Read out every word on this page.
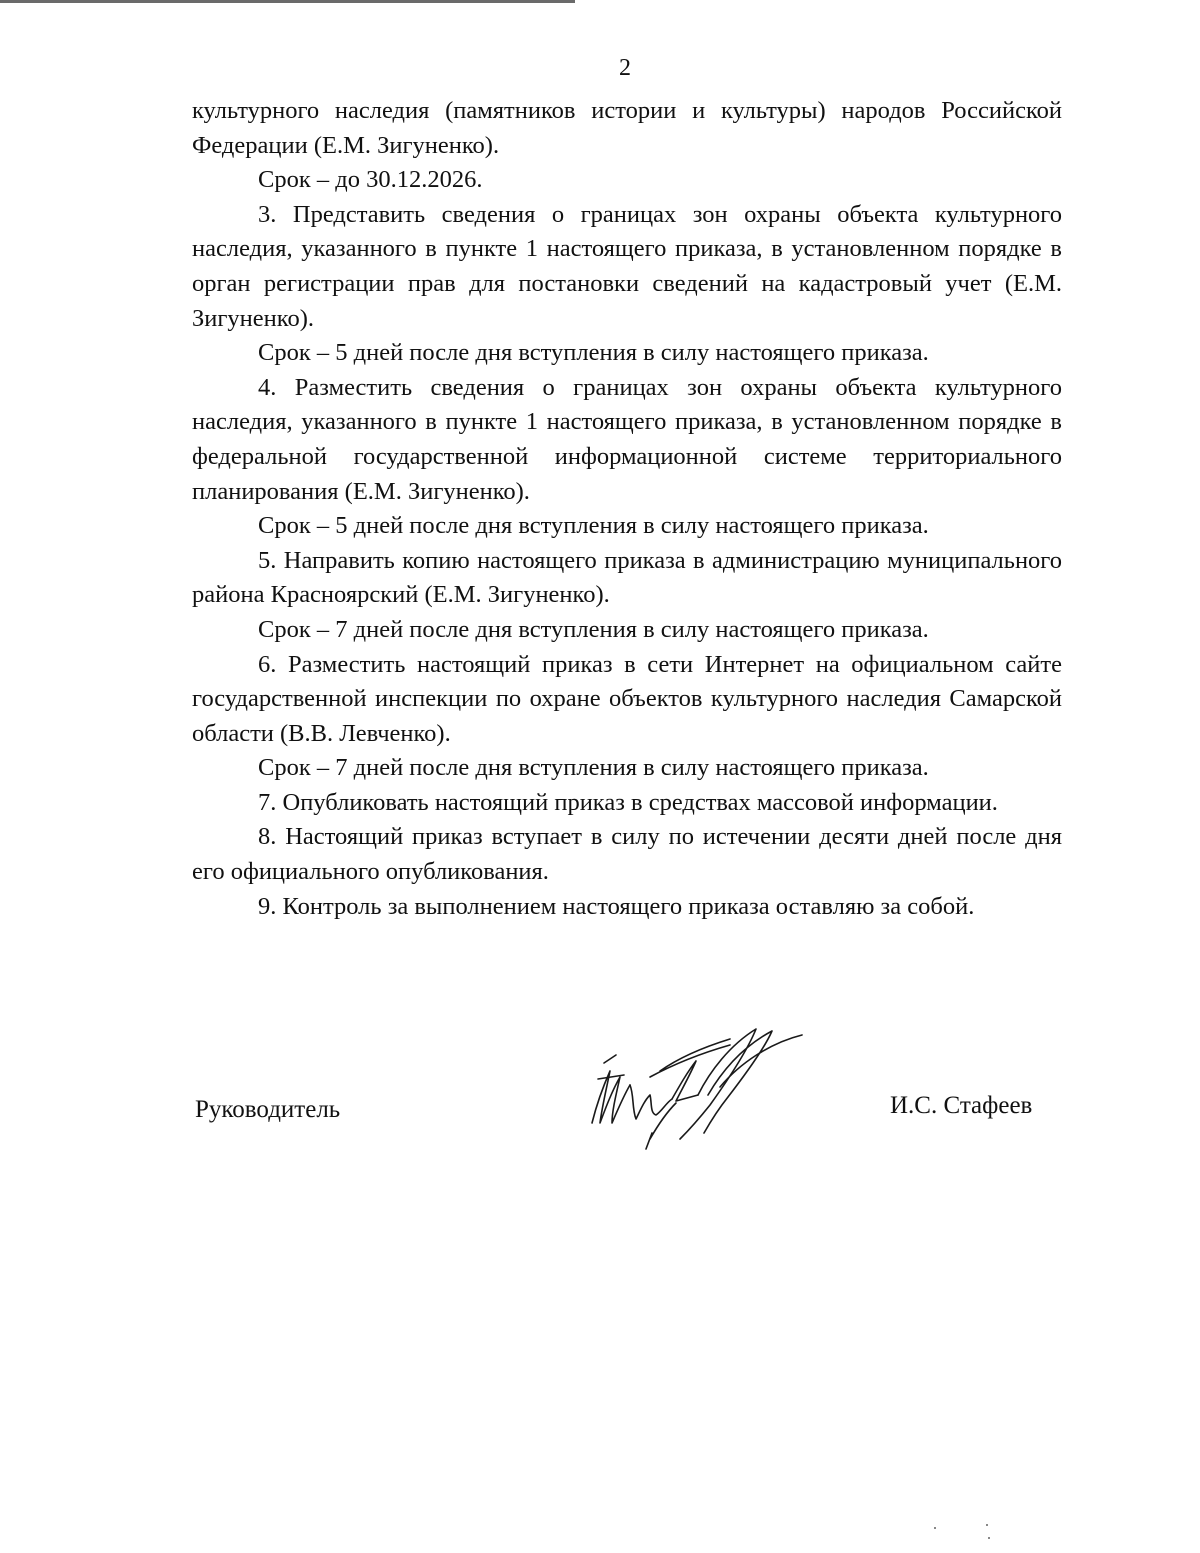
2

культурного наследия (памятников истории и культуры) народов Российской Федерации (Е.М. Зигуненко).

Срок – до 30.12.2026.

3. Представить сведения о границах зон охраны объекта культурного наследия, указанного в пункте 1 настоящего приказа, в установленном порядке в орган регистрации прав для постановки сведений на кадастровый учет (Е.М. Зигуненко).

Срок – 5 дней после дня вступления в силу настоящего приказа.

4. Разместить сведения о границах зон охраны объекта культурного наследия, указанного в пункте 1 настоящего приказа, в установленном порядке в федеральной государственной информационной системе территориального планирования (Е.М. Зигуненко).

Срок – 5 дней после дня вступления в силу настоящего приказа.

5. Направить копию настоящего приказа в администрацию муниципального района Красноярский (Е.М. Зигуненко).

Срок – 7 дней после дня вступления в силу настоящего приказа.

6. Разместить настоящий приказ в сети Интернет на официальном сайте государственной инспекции по охране объектов культурного наследия Самарской области (В.В. Левченко).

Срок – 7 дней после дня вступления в силу настоящего приказа.

7. Опубликовать настоящий приказ в средствах массовой информации.

8. Настоящий приказ вступает в силу по истечении десяти дней после дня его официального опубликования.

9. Контроль за выполнением настоящего приказа оставляю за собой.

Руководитель	И.С. Стафеев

| Problem to solve |
Without including any pictures, output all the entries above exactly.

| Result of the task |
Read out every word on this page.
2

культурного наследия (памятников истории и культуры) народов Российской Федерации (Е.М. Зигуненко).

Срок – до 30.12.2026.

3. Представить сведения о границах зон охраны объекта культурного наследия, указанного в пункте 1 настоящего приказа, в установленном порядке в орган регистрации прав для постановки сведений на кадастровый учет (Е.М. Зигуненко).

Срок – 5 дней после дня вступления в силу настоящего приказа.

4. Разместить сведения о границах зон охраны объекта культурного наследия, указанного в пункте 1 настоящего приказа, в установленном порядке в федеральной государственной информационной системе территориального планирования (Е.М. Зигуненко).

Срок – 5 дней после дня вступления в силу настоящего приказа.

5. Направить копию настоящего приказа в администрацию муниципального района Красноярский (Е.М. Зигуненко).

Срок – 7 дней после дня вступления в силу настоящего приказа.

6. Разместить настоящий приказ в сети Интернет на официальном сайте государственной инспекции по охране объектов культурного наследия Самарской области (В.В. Левченко).

Срок – 7 дней после дня вступления в силу настоящего приказа.

7. Опубликовать настоящий приказ в средствах массовой информации.

8. Настоящий приказ вступает в силу по истечении десяти дней после дня его официального опубликования.

9. Контроль за выполнением настоящего приказа оставляю за собой.

Руководитель	И.С. Стафеев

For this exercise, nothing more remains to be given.